[START EXERCISE MATERIAL]

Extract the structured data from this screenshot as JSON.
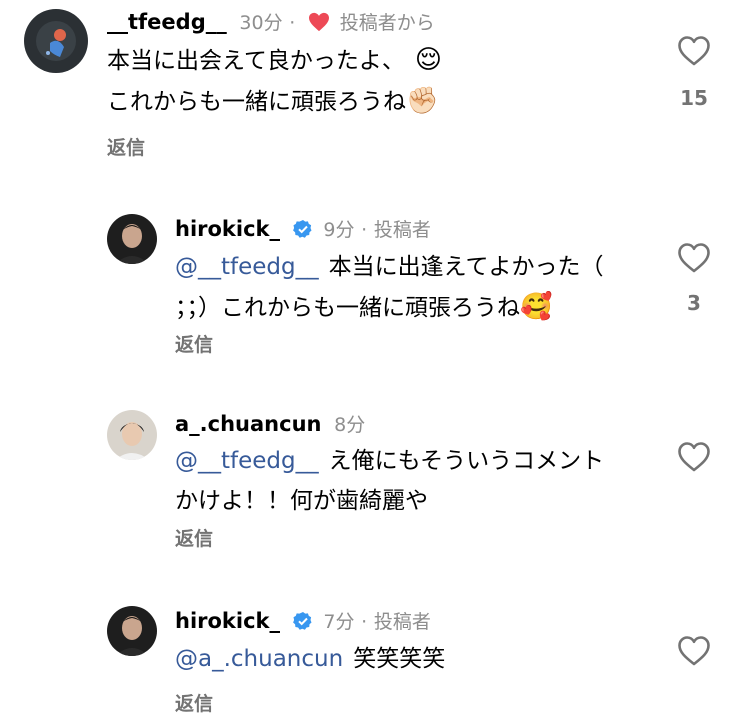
{
  "comments": [
    {
      "username": "__tfeedg__",
      "time": "30分",
      "meta_sep": "·",
      "liked_by_author": "投稿者から",
      "line1": "本当に出会えて良かったよ、",
      "line1_emoji": "😌",
      "line2": "これからも一緒に頑張ろうね",
      "line2_emoji": "✊🏻",
      "reply": "返信",
      "likes": "15"
    },
    {
      "username": "hirokick_",
      "time": "9分",
      "meta_sep": "·",
      "author_badge": "投稿者",
      "mention": "@__tfeedg__",
      "line1": "本当に出逢えてよかった（",
      "line2": "；；）これからも一緒に頑張ろうね",
      "line2_emoji": "🥰",
      "reply": "返信",
      "likes": "3"
    },
    {
      "username": "a_.chuancun",
      "time": "8分",
      "mention": "@__tfeedg__",
      "line1": "え俺にもそういうコメント",
      "line2": "かけよ！！何が歯綺麗や",
      "reply": "返信"
    },
    {
      "username": "hirokick_",
      "time": "7分",
      "meta_sep": "·",
      "author_badge": "投稿者",
      "mention": "@a_.chuancun",
      "line1": "笑笑笑笑",
      "reply": "返信"
    }
  ],
  "colors": {
    "mention": "#375a99",
    "verified": "#3897f0",
    "heart": "#ed4956",
    "meta": "#8e8e8e"
  }
}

[END EXERCISE MATERIAL]

[AIM OF THE TASK]
Retype the whole listing, keeping every line identical and omitting all pictures.

[SOLUTION TO THE EXERCISE]
Extract the structured data from this screenshot as JSON.
{
  "comments": [
    {
      "username": "__tfeedg__",
      "time": "30分",
      "meta_sep": "·",
      "liked_by_author": "投稿者から",
      "line1": "本当に出会えて良かったよ、",
      "line1_emoji": "😌",
      "line2": "これからも一緒に頑張ろうね",
      "line2_emoji": "✊🏻",
      "reply": "返信",
      "likes": "15"
    },
    {
      "username": "hirokick_",
      "time": "9分",
      "meta_sep": "·",
      "author_badge": "投稿者",
      "mention": "@__tfeedg__",
      "line1": "本当に出逢えてよかった（",
      "line2": "；；）これからも一緒に頑張ろうね",
      "line2_emoji": "🥰",
      "reply": "返信",
      "likes": "3"
    },
    {
      "username": "a_.chuancun",
      "time": "8分",
      "mention": "@__tfeedg__",
      "line1": "え俺にもそういうコメント",
      "line2": "かけよ！！何が歯綺麗や",
      "reply": "返信"
    },
    {
      "username": "hirokick_",
      "time": "7分",
      "meta_sep": "·",
      "author_badge": "投稿者",
      "mention": "@a_.chuancun",
      "line1": "笑笑笑笑",
      "reply": "返信"
    }
  ],
  "colors": {
    "mention": "#375a99",
    "verified": "#3897f0",
    "heart": "#ed4956",
    "meta": "#8e8e8e"
  }
}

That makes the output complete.